Aim:
What follows is a set of entries. Give them again exactly, without the pictures.

Extracted information:
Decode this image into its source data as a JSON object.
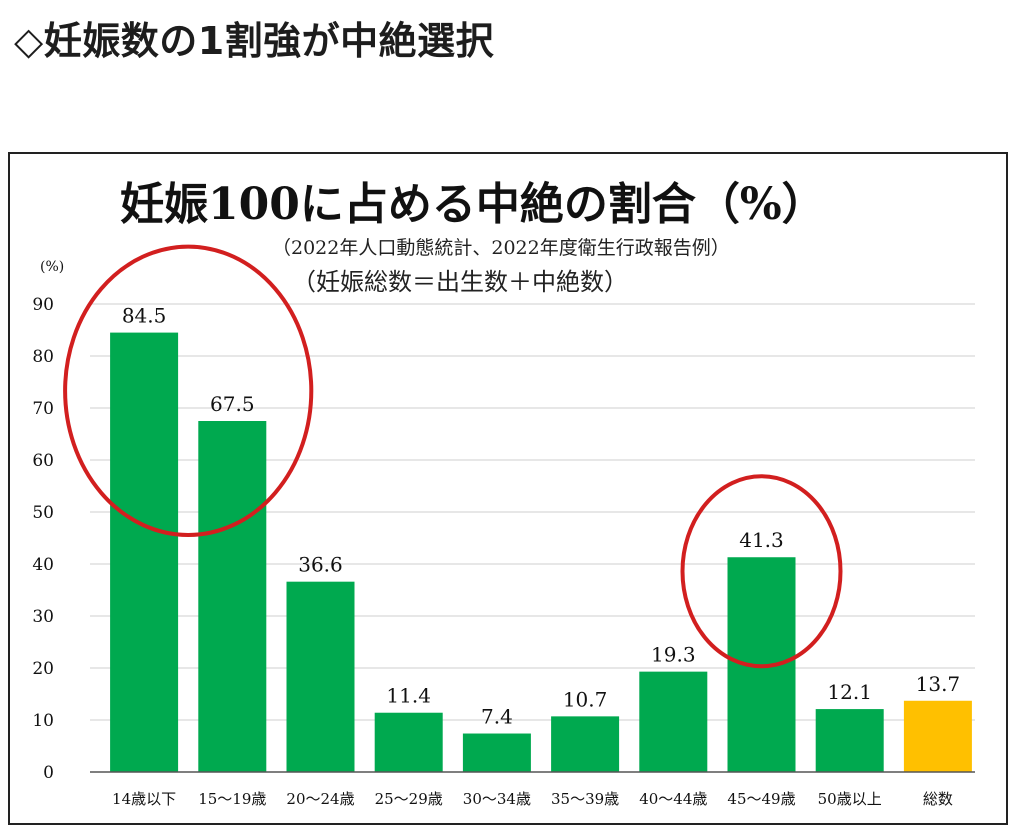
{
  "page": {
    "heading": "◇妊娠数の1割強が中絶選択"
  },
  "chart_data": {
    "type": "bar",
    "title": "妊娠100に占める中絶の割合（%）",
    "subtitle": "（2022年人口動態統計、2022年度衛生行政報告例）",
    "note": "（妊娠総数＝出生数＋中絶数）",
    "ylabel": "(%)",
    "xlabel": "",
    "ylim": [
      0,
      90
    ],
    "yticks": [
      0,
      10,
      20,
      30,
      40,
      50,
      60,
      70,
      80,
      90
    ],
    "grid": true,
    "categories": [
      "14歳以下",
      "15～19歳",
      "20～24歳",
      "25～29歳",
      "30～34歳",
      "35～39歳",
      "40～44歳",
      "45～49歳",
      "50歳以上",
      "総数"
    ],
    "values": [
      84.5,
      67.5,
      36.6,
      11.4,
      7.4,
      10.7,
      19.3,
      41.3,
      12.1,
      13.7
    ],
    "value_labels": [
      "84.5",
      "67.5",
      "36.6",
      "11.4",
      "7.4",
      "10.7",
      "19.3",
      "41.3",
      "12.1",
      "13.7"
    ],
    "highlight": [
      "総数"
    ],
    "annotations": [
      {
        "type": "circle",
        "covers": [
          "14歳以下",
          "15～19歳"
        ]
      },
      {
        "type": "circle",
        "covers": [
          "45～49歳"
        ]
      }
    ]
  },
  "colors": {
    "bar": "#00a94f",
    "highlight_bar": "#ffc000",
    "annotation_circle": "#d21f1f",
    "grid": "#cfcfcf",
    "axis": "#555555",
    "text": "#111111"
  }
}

Task result:
Decode this image into its source data as a JSON object.
{
  "page": {
    "heading": "◇妊娠数の1割強が中絶選択"
  },
  "chart_data": {
    "type": "bar",
    "title": "妊娠100に占める中絶の割合（%）",
    "subtitle": "（2022年人口動態統計、2022年度衛生行政報告例）",
    "note": "（妊娠総数＝出生数＋中絶数）",
    "ylabel": "(%)",
    "xlabel": "",
    "ylim": [
      0,
      90
    ],
    "yticks": [
      0,
      10,
      20,
      30,
      40,
      50,
      60,
      70,
      80,
      90
    ],
    "grid": true,
    "categories": [
      "14歳以下",
      "15～19歳",
      "20～24歳",
      "25～29歳",
      "30～34歳",
      "35～39歳",
      "40～44歳",
      "45～49歳",
      "50歳以上",
      "総数"
    ],
    "values": [
      84.5,
      67.5,
      36.6,
      11.4,
      7.4,
      10.7,
      19.3,
      41.3,
      12.1,
      13.7
    ],
    "value_labels": [
      "84.5",
      "67.5",
      "36.6",
      "11.4",
      "7.4",
      "10.7",
      "19.3",
      "41.3",
      "12.1",
      "13.7"
    ],
    "highlight": [
      "総数"
    ],
    "annotations": [
      {
        "type": "circle",
        "covers": [
          "14歳以下",
          "15～19歳"
        ]
      },
      {
        "type": "circle",
        "covers": [
          "45～49歳"
        ]
      }
    ]
  },
  "colors": {
    "bar": "#00a94f",
    "highlight_bar": "#ffc000",
    "annotation_circle": "#d21f1f",
    "grid": "#cfcfcf",
    "axis": "#555555",
    "text": "#111111"
  }
}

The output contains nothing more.